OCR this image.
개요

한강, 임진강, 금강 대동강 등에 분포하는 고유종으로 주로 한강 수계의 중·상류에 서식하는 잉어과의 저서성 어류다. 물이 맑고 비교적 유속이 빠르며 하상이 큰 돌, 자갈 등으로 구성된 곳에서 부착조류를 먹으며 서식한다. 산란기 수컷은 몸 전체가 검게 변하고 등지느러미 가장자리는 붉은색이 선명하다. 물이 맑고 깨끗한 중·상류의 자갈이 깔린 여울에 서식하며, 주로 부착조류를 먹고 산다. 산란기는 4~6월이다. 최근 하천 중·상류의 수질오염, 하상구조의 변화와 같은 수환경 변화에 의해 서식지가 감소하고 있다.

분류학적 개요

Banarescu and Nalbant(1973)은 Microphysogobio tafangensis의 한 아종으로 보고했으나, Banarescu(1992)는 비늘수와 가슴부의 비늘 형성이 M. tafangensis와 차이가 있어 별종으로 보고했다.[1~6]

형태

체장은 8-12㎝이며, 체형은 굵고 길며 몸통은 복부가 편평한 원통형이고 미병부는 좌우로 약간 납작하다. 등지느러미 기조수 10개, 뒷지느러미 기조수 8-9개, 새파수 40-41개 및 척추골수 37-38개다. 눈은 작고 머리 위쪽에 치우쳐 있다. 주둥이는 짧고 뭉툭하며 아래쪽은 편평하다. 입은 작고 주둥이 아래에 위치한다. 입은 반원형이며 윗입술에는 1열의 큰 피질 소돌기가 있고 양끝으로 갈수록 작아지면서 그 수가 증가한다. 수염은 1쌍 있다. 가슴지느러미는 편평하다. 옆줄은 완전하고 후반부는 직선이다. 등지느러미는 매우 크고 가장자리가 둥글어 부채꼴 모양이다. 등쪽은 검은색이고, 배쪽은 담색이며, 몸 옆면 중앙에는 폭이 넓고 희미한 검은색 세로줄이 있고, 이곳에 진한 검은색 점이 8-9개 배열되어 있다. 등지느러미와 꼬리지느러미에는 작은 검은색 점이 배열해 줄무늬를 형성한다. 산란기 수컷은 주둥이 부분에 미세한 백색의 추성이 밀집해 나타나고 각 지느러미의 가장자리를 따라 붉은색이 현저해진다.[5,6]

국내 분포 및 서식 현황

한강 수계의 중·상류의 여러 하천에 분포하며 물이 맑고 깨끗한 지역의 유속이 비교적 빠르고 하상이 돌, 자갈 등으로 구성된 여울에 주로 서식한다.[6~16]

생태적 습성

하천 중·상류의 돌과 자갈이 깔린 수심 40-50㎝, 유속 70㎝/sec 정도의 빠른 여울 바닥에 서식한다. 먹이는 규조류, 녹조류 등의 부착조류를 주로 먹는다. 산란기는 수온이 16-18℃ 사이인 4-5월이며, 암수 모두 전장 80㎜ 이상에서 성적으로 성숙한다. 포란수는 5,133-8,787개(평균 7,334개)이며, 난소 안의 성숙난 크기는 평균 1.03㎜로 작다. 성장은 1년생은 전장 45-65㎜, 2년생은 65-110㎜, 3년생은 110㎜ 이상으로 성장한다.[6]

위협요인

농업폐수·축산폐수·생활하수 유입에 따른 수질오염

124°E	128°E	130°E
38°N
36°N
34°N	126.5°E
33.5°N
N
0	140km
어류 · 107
********
Report how many lines of the listing above include the word "서식한다". Say nothing but the number.

RESULT OF THIS EXERCISE |
3